Copy out every record below, word for word.

## START MATERIAL TO PROCESS

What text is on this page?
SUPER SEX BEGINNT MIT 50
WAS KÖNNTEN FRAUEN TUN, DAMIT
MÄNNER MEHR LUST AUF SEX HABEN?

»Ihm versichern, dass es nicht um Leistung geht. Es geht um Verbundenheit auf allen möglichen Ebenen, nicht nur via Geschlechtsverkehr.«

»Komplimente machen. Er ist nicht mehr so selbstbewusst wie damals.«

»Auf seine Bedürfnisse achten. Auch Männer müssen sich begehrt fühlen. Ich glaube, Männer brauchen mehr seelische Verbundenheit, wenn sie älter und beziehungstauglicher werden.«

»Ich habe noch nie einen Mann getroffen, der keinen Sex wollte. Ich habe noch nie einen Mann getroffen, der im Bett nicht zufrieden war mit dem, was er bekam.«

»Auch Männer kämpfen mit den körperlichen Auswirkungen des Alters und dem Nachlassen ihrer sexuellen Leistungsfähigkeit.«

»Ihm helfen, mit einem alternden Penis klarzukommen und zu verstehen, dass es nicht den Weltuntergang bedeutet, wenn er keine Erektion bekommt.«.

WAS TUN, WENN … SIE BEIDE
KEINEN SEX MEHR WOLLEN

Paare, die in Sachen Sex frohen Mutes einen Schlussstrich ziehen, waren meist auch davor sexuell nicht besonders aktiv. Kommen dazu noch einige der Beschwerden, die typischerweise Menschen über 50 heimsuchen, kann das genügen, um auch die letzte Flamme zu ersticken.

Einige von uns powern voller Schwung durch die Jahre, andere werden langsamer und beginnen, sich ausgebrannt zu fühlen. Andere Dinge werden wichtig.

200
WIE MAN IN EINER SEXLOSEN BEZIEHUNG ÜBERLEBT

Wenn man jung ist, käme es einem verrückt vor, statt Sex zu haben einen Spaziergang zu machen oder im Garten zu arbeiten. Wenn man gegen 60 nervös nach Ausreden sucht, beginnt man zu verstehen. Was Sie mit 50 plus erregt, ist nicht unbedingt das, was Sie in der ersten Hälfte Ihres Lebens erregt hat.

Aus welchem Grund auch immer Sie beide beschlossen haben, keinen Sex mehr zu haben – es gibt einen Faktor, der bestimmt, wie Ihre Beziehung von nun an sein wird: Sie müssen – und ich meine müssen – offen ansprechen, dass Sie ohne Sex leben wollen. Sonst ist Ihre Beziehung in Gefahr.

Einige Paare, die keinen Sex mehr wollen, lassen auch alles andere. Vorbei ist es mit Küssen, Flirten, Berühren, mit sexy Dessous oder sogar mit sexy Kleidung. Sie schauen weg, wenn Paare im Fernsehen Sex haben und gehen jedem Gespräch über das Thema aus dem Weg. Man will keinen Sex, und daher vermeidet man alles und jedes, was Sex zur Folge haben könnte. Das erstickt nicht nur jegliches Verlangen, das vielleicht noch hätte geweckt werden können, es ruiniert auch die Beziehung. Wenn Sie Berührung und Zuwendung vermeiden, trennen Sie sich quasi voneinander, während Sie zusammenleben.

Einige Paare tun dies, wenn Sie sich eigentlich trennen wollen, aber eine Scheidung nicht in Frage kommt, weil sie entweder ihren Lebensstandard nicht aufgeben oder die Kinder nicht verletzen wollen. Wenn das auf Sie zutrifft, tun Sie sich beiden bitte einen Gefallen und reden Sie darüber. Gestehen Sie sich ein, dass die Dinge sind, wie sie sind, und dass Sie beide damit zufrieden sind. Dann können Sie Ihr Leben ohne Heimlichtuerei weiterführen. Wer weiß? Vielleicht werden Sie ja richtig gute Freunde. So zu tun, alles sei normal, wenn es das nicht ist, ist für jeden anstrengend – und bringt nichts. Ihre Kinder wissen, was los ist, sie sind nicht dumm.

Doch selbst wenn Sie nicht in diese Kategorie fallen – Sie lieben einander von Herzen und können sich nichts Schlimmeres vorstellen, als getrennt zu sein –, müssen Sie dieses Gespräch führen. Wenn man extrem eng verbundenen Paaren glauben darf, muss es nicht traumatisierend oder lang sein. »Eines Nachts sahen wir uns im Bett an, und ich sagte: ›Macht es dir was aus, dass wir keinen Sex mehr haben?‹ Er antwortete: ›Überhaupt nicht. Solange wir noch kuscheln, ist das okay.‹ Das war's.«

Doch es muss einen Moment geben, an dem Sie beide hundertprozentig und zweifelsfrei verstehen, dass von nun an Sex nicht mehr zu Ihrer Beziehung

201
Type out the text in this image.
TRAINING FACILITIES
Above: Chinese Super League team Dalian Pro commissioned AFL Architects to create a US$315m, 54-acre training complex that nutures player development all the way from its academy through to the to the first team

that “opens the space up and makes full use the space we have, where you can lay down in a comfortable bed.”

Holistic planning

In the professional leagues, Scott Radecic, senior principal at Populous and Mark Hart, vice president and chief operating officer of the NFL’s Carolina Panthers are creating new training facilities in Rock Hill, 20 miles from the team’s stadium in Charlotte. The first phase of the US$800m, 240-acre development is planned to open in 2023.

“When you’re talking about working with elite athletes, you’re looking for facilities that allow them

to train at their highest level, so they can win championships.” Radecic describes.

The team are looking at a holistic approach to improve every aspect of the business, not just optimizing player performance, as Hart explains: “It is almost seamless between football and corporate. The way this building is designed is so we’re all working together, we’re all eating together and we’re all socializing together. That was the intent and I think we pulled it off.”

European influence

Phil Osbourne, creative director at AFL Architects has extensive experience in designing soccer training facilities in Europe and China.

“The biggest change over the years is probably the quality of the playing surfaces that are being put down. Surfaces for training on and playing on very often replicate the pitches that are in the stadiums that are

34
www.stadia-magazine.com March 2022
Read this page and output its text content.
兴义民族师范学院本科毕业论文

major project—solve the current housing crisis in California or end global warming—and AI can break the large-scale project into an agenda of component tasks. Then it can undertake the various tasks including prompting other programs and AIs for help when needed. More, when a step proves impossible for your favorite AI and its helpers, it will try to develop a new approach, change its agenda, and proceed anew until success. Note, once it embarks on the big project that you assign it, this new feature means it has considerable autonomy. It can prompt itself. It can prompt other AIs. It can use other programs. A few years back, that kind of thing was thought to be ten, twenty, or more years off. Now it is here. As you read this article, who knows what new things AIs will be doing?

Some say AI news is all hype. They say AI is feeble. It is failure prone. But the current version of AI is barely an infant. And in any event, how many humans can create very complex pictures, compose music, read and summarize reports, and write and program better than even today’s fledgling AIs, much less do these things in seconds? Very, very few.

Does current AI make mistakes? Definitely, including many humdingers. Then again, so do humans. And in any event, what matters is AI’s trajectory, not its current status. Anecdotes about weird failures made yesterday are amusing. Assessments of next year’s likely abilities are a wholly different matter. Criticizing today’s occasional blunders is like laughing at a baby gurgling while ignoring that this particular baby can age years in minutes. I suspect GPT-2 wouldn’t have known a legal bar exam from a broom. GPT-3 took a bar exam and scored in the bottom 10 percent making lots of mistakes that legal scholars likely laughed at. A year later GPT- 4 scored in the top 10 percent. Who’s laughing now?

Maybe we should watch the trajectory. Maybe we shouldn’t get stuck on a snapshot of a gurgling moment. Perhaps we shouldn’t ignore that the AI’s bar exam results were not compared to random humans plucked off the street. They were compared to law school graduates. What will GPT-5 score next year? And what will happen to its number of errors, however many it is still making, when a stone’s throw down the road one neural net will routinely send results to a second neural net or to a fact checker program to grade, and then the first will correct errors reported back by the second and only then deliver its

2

## END MATERIAL TO PROCESS

> [TASK OUTPUT]
What text is on this page?
SUPER SEX BEGINNT MIT 50
WAS KÖNNTEN FRAUEN TUN, DAMIT
MÄNNER MEHR LUST AUF SEX HABEN?

»Ihm versichern, dass es nicht um Leistung geht. Es geht um Verbundenheit auf allen möglichen Ebenen, nicht nur via Geschlechtsverkehr.«

»Komplimente machen. Er ist nicht mehr so selbstbewusst wie damals.«

»Auf seine Bedürfnisse achten. Auch Männer müssen sich begehrt fühlen. Ich glaube, Männer brauchen mehr seelische Verbundenheit, wenn sie älter und beziehungstauglicher werden.«

»Ich habe noch nie einen Mann getroffen, der keinen Sex wollte. Ich habe noch nie einen Mann getroffen, der im Bett nicht zufrieden war mit dem, was er bekam.«

»Auch Männer kämpfen mit den körperlichen Auswirkungen des Alters und dem Nachlassen ihrer sexuellen Leistungsfähigkeit.«

»Ihm helfen, mit einem alternden Penis klarzukommen und zu verstehen, dass es nicht den Weltuntergang bedeutet, wenn er keine Erektion bekommt.«.

WAS TUN, WENN … SIE BEIDE
KEINEN SEX MEHR WOLLEN

Paare, die in Sachen Sex frohen Mutes einen Schlussstrich ziehen, waren meist auch davor sexuell nicht besonders aktiv. Kommen dazu noch einige der Beschwerden, die typischerweise Menschen über 50 heimsuchen, kann das genügen, um auch die letzte Flamme zu ersticken.

Einige von uns powern voller Schwung durch die Jahre, andere werden langsamer und beginnen, sich ausgebrannt zu fühlen. Andere Dinge werden wichtig.

200
WIE MAN IN EINER SEXLOSEN BEZIEHUNG ÜBERLEBT

Wenn man jung ist, käme es einem verrückt vor, statt Sex zu haben einen Spaziergang zu machen oder im Garten zu arbeiten. Wenn man gegen 60 nervös nach Ausreden sucht, beginnt man zu verstehen. Was Sie mit 50 plus erregt, ist nicht unbedingt das, was Sie in der ersten Hälfte Ihres Lebens erregt hat.

Aus welchem Grund auch immer Sie beide beschlossen haben, keinen Sex mehr zu haben – es gibt einen Faktor, der bestimmt, wie Ihre Beziehung von nun an sein wird: Sie müssen – und ich meine müssen – offen ansprechen, dass Sie ohne Sex leben wollen. Sonst ist Ihre Beziehung in Gefahr.

Einige Paare, die keinen Sex mehr wollen, lassen auch alles andere. Vorbei ist es mit Küssen, Flirten, Berühren, mit sexy Dessous oder sogar mit sexy Kleidung. Sie schauen weg, wenn Paare im Fernsehen Sex haben und gehen jedem Gespräch über das Thema aus dem Weg. Man will keinen Sex, und daher vermeidet man alles und jedes, was Sex zur Folge haben könnte. Das erstickt nicht nur jegliches Verlangen, das vielleicht noch hätte geweckt werden können, es ruiniert auch die Beziehung. Wenn Sie Berührung und Zuwendung vermeiden, trennen Sie sich quasi voneinander, während Sie zusammenleben.

Einige Paare tun dies, wenn Sie sich eigentlich trennen wollen, aber eine Scheidung nicht in Frage kommt, weil sie entweder ihren Lebensstandard nicht aufgeben oder die Kinder nicht verletzen wollen. Wenn das auf Sie zutrifft, tun Sie sich beiden bitte einen Gefallen und reden Sie darüber. Gestehen Sie sich ein, dass die Dinge sind, wie sie sind, und dass Sie beide damit zufrieden sind. Dann können Sie Ihr Leben ohne Heimlichtuerei weiterführen. Wer weiß? Vielleicht werden Sie ja richtig gute Freunde. So zu tun, alles sei normal, wenn es das nicht ist, ist für jeden anstrengend – und bringt nichts. Ihre Kinder wissen, was los ist, sie sind nicht dumm.

Doch selbst wenn Sie nicht in diese Kategorie fallen – Sie lieben einander von Herzen und können sich nichts Schlimmeres vorstellen, als getrennt zu sein –, müssen Sie dieses Gespräch führen. Wenn man extrem eng verbundenen Paaren glauben darf, muss es nicht traumatisierend oder lang sein. »Eines Nachts sahen wir uns im Bett an, und ich sagte: ›Macht es dir was aus, dass wir keinen Sex mehr haben?‹ Er antwortete: ›Überhaupt nicht. Solange wir noch kuscheln, ist das okay.‹ Das war's.«

Doch es muss einen Moment geben, an dem Sie beide hundertprozentig und zweifelsfrei verstehen, dass von nun an Sex nicht mehr zu Ihrer Beziehung

201
Type out the text in this image.
TRAINING FACILITIES
Above: Chinese Super League team Dalian Pro commissioned AFL Architects to create a US$315m, 54-acre training complex that nutures player development all the way from its academy through to the to the first team

that “opens the space up and makes full use the space we have, where you can lay down in a comfortable bed.”

Holistic planning

In the professional leagues, Scott Radecic, senior principal at Populous and Mark Hart, vice president and chief operating officer of the NFL’s Carolina Panthers are creating new training facilities in Rock Hill, 20 miles from the team’s stadium in Charlotte. The first phase of the US$800m, 240-acre development is planned to open in 2023.

“When you’re talking about working with elite athletes, you’re looking for facilities that allow them

to train at their highest level, so they can win championships.” Radecic describes.

The team are looking at a holistic approach to improve every aspect of the business, not just optimizing player performance, as Hart explains: “It is almost seamless between football and corporate. The way this building is designed is so we’re all working together, we’re all eating together and we’re all socializing together. That was the intent and I think we pulled it off.”

European influence

Phil Osbourne, creative director at AFL Architects has extensive experience in designing soccer training facilities in Europe and China.

“The biggest change over the years is probably the quality of the playing surfaces that are being put down. Surfaces for training on and playing on very often replicate the pitches that are in the stadiums that are

34
www.stadia-magazine.com March 2022
Read this page and output its text content.
兴义民族师范学院本科毕业论文

major project—solve the current housing crisis in California or end global warming—and AI can break the large-scale project into an agenda of component tasks. Then it can undertake the various tasks including prompting other programs and AIs for help when needed. More, when a step proves impossible for your favorite AI and its helpers, it will try to develop a new approach, change its agenda, and proceed anew until success. Note, once it embarks on the big project that you assign it, this new feature means it has considerable autonomy. It can prompt itself. It can prompt other AIs. It can use other programs. A few years back, that kind of thing was thought to be ten, twenty, or more years off. Now it is here. As you read this article, who knows what new things AIs will be doing?

Some say AI news is all hype. They say AI is feeble. It is failure prone. But the current version of AI is barely an infant. And in any event, how many humans can create very complex pictures, compose music, read and summarize reports, and write and program better than even today’s fledgling AIs, much less do these things in seconds? Very, very few.

Does current AI make mistakes? Definitely, including many humdingers. Then again, so do humans. And in any event, what matters is AI’s trajectory, not its current status. Anecdotes about weird failures made yesterday are amusing. Assessments of next year’s likely abilities are a wholly different matter. Criticizing today’s occasional blunders is like laughing at a baby gurgling while ignoring that this particular baby can age years in minutes. I suspect GPT-2 wouldn’t have known a legal bar exam from a broom. GPT-3 took a bar exam and scored in the bottom 10 percent making lots of mistakes that legal scholars likely laughed at. A year later GPT- 4 scored in the top 10 percent. Who’s laughing now?

Maybe we should watch the trajectory. Maybe we shouldn’t get stuck on a snapshot of a gurgling moment. Perhaps we shouldn’t ignore that the AI’s bar exam results were not compared to random humans plucked off the street. They were compared to law school graduates. What will GPT-5 score next year? And what will happen to its number of errors, however many it is still making, when a stone’s throw down the road one neural net will routinely send results to a second neural net or to a fact checker program to grade, and then the first will correct errors reported back by the second and only then deliver its

2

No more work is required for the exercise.